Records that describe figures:
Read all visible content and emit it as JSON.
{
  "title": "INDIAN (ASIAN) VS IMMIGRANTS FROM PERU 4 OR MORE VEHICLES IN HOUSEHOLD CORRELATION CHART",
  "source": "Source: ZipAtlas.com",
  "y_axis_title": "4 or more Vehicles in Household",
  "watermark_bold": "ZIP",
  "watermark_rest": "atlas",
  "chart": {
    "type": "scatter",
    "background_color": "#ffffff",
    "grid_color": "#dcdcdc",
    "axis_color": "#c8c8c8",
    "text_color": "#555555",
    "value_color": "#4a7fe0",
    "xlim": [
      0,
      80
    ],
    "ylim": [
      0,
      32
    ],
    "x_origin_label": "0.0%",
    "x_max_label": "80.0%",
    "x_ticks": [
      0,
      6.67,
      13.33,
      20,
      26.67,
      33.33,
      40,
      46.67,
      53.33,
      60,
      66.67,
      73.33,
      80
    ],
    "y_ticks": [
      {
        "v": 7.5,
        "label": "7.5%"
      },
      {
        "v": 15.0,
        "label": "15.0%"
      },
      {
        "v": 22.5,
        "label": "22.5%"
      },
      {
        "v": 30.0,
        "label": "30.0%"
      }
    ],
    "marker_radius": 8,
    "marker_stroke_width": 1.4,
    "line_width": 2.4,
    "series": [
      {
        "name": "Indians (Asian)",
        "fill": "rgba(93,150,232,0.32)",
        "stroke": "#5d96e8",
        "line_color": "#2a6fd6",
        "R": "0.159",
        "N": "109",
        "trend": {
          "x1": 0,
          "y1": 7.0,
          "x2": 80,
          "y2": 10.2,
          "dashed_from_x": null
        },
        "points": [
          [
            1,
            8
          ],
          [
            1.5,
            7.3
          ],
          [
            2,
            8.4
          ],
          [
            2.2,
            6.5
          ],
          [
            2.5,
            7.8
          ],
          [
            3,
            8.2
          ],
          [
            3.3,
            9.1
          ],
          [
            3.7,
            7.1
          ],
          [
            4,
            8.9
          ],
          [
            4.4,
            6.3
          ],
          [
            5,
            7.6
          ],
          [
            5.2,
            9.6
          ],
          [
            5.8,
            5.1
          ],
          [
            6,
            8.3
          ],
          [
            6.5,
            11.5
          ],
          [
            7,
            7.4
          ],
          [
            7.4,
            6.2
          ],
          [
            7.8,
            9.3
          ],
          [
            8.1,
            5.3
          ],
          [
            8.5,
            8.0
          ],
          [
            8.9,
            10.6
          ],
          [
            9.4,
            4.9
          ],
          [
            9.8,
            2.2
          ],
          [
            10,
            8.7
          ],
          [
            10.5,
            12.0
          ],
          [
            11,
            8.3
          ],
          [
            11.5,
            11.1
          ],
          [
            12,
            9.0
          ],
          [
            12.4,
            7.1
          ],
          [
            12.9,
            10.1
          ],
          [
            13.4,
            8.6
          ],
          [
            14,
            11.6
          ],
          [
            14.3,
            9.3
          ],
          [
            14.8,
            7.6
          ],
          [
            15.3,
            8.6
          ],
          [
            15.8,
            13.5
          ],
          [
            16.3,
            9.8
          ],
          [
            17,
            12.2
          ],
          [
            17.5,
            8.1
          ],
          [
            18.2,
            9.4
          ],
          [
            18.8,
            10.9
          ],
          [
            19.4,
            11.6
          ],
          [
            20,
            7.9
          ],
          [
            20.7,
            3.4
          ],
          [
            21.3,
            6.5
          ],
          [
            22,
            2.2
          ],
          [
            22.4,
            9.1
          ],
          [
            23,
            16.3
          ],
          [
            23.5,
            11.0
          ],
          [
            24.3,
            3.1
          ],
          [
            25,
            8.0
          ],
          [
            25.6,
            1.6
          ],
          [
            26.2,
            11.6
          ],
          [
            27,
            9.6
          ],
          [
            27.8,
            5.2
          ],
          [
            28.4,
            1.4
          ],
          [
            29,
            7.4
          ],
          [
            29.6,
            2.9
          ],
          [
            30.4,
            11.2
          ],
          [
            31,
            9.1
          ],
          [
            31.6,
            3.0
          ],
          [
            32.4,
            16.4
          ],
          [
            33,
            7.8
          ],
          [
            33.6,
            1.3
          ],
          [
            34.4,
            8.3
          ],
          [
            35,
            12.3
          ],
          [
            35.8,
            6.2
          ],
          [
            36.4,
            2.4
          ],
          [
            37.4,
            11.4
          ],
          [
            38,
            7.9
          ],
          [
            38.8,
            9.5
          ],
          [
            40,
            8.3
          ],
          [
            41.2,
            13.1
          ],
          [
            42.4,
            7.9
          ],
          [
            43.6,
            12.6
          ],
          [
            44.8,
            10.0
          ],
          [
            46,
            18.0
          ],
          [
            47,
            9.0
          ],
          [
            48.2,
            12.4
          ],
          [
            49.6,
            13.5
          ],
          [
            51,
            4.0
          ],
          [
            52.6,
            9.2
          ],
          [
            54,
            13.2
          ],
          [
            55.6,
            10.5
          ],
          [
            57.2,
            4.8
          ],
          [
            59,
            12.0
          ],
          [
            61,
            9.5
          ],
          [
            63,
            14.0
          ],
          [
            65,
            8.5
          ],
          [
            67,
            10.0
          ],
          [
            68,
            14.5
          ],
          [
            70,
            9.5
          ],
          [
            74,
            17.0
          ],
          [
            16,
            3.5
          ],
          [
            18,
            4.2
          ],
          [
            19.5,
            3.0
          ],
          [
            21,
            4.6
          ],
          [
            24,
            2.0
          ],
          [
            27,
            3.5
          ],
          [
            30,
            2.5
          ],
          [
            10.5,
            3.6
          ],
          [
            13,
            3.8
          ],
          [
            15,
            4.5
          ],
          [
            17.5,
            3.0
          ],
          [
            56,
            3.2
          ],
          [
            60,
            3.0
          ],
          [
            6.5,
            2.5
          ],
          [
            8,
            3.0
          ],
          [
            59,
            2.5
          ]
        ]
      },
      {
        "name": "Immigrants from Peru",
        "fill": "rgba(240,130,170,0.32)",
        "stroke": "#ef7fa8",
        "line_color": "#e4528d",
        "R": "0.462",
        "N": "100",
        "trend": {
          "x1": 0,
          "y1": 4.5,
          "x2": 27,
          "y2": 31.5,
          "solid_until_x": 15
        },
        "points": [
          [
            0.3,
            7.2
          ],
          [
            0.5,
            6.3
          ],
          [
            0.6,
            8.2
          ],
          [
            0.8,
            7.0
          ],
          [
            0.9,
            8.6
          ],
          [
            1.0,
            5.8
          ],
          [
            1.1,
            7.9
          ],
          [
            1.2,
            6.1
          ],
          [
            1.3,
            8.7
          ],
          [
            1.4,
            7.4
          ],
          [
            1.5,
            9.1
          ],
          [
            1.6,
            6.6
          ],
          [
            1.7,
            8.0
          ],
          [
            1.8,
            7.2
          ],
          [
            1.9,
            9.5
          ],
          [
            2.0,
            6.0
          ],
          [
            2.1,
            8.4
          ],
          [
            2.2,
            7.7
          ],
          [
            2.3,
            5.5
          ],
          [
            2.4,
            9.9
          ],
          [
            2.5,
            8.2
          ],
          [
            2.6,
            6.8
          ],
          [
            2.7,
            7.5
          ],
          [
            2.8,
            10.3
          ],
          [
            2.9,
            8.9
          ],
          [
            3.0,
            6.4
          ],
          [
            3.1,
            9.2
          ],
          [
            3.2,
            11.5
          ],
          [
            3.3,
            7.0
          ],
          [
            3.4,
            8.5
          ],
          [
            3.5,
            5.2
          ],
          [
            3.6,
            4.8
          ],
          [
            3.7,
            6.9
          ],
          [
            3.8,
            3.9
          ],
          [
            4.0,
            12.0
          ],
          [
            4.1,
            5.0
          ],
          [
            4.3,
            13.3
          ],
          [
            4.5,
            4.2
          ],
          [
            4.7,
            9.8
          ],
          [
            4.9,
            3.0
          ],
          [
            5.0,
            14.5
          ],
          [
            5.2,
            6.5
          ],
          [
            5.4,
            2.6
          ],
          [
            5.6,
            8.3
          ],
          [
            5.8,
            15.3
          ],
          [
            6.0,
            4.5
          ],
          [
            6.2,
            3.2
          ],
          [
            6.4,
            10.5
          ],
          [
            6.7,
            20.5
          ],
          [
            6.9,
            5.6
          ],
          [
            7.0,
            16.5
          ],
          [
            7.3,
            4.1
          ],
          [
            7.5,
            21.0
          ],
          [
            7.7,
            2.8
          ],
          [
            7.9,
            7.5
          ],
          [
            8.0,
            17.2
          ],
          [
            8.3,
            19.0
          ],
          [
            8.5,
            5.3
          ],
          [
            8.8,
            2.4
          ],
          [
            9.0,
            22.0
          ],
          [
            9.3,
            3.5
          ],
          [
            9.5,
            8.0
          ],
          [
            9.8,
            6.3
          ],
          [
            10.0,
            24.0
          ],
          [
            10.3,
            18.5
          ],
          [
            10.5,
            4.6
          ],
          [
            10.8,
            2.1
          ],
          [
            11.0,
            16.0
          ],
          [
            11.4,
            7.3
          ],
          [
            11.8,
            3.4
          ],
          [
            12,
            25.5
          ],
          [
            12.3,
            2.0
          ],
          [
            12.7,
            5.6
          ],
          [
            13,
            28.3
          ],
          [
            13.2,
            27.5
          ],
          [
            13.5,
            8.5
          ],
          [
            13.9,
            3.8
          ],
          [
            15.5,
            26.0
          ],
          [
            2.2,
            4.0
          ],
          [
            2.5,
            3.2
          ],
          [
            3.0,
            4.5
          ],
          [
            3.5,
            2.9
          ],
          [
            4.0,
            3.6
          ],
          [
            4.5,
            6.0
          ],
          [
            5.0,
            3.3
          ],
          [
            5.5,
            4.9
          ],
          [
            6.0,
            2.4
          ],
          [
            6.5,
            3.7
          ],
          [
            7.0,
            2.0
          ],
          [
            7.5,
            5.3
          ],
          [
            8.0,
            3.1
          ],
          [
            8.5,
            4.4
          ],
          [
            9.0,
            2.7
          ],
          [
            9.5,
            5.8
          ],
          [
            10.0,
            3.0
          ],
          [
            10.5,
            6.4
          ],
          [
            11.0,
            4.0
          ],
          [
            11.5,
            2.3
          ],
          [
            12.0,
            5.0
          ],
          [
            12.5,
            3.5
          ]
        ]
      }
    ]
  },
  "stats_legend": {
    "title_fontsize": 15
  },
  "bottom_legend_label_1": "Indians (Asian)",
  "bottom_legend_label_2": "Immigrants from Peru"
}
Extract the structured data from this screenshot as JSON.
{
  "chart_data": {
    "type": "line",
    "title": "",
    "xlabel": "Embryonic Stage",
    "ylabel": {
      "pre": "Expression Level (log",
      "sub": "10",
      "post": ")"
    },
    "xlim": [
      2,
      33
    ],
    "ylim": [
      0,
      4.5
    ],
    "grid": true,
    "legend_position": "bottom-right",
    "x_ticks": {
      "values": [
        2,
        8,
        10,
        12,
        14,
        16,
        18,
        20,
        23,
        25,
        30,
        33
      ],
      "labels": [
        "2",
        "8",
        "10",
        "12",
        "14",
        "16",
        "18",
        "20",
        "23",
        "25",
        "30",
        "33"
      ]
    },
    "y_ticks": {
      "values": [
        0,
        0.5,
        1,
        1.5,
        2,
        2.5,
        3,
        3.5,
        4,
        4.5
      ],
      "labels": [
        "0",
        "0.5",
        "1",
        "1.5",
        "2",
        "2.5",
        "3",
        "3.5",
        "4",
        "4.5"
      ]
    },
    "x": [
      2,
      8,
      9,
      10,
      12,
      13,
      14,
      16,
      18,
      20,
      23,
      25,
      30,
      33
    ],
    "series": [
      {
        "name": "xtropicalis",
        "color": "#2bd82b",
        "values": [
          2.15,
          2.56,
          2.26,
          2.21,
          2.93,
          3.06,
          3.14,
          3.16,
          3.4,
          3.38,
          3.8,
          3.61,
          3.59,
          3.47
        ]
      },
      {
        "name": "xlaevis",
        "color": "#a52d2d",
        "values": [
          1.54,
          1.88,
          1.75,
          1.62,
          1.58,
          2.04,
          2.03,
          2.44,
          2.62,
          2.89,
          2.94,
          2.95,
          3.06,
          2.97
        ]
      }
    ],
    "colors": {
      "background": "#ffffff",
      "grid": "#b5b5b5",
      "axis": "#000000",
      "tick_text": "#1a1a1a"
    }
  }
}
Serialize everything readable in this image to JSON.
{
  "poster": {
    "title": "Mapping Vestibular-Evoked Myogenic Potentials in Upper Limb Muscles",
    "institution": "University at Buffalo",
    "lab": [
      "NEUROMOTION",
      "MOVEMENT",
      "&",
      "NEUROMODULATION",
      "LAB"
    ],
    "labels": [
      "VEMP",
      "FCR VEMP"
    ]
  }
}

**WORK TO DO:** Give back the lines of the listing from the one with "Serialize everything readable" through the end, both included, exactly as written and with nothing added.

**SOLUTION FOR THIS TASK:**
Serialize everything readable in this image to JSON.
{
  "poster": {
    "title": "Mapping Vestibular-Evoked Myogenic Potentials in Upper Limb Muscles",
    "institution": "University at Buffalo",
    "lab": [
      "NEUROMOTION",
      "MOVEMENT",
      "&",
      "NEUROMODULATION",
      "LAB"
    ],
    "labels": [
      "VEMP",
      "FCR VEMP"
    ]
  }
}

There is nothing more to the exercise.